start Record excerpts
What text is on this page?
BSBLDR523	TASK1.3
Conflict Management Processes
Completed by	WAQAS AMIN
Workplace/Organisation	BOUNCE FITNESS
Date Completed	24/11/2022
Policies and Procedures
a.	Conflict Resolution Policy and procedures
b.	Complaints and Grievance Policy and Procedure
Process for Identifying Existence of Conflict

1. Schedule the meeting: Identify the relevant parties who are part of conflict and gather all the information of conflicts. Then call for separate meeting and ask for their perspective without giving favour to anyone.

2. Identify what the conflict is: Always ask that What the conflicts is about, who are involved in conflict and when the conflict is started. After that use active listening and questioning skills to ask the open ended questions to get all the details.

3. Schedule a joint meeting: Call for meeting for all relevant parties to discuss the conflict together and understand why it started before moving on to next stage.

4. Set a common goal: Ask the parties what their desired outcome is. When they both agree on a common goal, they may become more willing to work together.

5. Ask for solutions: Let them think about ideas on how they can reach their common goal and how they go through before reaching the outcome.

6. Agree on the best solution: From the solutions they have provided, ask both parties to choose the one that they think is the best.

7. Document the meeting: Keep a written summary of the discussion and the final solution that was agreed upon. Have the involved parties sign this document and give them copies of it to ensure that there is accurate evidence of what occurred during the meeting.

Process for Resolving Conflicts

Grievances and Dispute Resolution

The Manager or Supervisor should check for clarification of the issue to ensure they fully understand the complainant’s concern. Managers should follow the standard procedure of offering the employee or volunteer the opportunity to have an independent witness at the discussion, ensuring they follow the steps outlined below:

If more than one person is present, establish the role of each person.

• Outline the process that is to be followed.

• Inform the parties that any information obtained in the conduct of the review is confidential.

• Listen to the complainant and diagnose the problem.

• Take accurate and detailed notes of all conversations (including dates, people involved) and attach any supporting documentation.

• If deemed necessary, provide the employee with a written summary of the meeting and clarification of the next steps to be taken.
end Record excerpts
start Record excerpts
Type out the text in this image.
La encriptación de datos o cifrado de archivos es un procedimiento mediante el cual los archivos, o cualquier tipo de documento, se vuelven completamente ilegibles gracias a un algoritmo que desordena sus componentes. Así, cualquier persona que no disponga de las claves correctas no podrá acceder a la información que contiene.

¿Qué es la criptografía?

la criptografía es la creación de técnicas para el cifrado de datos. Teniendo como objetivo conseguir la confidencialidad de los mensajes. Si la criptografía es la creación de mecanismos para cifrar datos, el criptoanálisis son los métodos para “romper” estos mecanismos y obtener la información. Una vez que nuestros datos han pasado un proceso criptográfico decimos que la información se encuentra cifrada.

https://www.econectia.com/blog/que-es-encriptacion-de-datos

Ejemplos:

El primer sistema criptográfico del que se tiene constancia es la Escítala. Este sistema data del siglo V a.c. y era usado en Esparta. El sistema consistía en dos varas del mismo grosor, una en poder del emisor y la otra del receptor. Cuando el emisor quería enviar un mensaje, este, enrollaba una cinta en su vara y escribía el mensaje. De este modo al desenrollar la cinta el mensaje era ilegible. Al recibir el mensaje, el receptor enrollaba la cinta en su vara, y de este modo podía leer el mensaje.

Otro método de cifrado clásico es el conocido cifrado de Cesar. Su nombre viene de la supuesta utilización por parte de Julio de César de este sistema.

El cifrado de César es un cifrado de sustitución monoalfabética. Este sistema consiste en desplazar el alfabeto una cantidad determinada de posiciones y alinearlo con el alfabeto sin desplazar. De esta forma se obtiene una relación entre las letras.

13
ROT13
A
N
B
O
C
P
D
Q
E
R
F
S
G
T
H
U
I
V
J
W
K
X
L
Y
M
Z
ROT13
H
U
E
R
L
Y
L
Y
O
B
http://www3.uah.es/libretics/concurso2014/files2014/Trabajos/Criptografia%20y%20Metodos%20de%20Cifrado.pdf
end Record excerpts
start Record excerpts
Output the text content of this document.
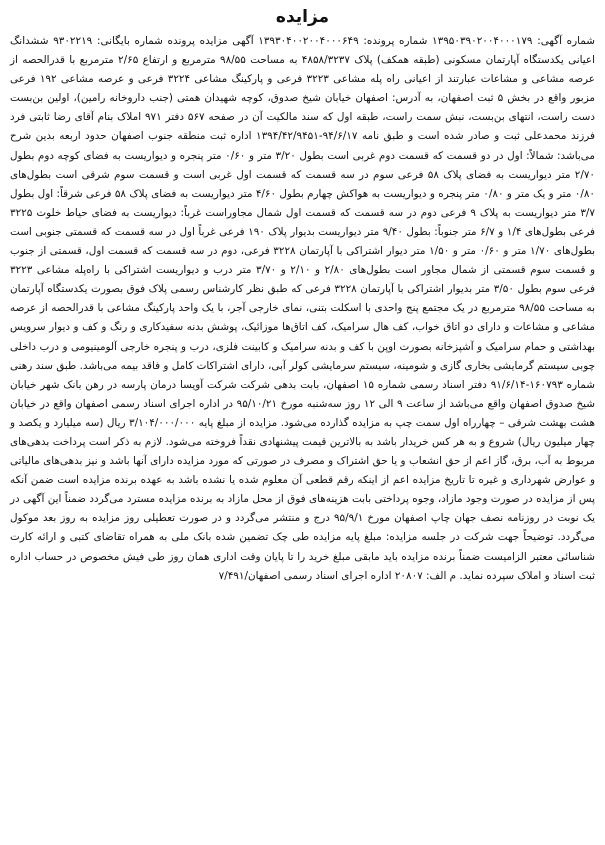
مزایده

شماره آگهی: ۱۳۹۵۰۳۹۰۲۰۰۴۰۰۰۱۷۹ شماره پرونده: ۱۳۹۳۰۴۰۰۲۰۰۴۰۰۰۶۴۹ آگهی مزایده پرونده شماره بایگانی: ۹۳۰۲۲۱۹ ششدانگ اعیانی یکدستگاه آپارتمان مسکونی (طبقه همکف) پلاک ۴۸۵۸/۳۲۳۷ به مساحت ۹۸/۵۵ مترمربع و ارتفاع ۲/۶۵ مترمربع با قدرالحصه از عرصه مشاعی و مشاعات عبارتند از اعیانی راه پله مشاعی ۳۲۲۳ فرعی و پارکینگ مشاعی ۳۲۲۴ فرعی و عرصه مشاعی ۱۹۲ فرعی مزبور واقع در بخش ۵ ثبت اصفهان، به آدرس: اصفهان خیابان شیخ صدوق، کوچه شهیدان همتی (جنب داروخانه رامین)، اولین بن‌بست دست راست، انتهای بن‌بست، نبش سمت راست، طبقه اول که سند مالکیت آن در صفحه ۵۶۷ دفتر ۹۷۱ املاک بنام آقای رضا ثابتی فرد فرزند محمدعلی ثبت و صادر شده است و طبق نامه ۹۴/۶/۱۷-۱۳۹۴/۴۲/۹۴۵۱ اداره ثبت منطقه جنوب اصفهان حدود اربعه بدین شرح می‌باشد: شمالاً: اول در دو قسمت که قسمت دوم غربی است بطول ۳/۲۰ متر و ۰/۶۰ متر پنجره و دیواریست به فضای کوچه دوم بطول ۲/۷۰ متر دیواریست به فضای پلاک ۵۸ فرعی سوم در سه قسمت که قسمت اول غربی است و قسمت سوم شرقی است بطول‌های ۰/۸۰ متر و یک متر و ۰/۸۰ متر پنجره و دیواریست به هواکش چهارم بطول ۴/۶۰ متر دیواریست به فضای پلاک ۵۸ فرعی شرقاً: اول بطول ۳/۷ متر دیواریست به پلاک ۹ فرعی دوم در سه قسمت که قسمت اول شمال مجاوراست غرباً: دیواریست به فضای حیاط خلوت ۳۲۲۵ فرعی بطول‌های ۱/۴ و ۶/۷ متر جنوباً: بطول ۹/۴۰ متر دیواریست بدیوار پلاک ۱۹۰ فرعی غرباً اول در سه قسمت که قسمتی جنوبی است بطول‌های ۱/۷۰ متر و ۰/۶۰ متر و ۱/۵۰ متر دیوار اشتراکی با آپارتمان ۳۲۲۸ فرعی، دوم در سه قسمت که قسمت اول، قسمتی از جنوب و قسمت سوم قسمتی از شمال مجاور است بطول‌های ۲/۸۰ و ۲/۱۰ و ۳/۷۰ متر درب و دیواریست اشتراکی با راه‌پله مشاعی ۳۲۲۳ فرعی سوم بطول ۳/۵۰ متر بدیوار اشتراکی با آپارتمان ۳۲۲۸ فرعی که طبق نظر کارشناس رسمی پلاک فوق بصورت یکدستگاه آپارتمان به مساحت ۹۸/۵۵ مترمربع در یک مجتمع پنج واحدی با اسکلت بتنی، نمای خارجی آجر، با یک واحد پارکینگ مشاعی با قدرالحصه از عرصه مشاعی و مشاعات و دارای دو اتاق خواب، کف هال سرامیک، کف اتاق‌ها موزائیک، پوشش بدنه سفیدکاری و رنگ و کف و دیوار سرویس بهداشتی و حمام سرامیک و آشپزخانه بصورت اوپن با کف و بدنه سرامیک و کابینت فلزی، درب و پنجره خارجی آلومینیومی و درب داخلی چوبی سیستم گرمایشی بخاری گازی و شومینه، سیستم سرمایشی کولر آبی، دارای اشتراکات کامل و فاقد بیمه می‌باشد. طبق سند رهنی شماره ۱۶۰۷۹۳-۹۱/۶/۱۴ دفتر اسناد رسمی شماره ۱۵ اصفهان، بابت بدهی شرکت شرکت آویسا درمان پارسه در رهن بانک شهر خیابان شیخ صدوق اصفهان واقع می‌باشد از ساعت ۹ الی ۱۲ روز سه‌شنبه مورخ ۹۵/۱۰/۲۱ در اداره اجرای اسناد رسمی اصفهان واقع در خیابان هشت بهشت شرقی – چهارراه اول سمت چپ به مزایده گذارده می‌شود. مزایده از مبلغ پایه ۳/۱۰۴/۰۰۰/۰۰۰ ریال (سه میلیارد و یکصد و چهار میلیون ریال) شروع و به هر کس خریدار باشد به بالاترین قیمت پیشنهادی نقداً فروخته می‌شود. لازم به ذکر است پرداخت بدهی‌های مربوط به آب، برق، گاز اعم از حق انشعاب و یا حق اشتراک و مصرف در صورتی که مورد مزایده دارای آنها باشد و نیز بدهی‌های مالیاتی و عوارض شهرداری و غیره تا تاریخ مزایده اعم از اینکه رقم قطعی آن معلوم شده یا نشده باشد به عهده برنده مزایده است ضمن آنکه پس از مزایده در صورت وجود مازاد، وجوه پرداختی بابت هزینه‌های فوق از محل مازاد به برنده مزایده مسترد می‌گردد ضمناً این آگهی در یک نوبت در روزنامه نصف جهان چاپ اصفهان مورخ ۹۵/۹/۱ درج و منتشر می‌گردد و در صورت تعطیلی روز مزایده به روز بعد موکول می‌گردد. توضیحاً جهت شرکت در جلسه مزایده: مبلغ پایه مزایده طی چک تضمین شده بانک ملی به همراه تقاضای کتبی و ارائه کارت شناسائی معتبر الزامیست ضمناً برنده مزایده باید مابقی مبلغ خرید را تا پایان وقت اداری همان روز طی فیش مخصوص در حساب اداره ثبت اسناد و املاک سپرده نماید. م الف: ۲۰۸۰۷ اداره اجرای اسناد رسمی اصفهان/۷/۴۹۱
end Record excerpts
▶ **Directive**
Of the lines in the listing above, how many hold the string "more"? Reply with the number only.

▶ **Answer to the task**
2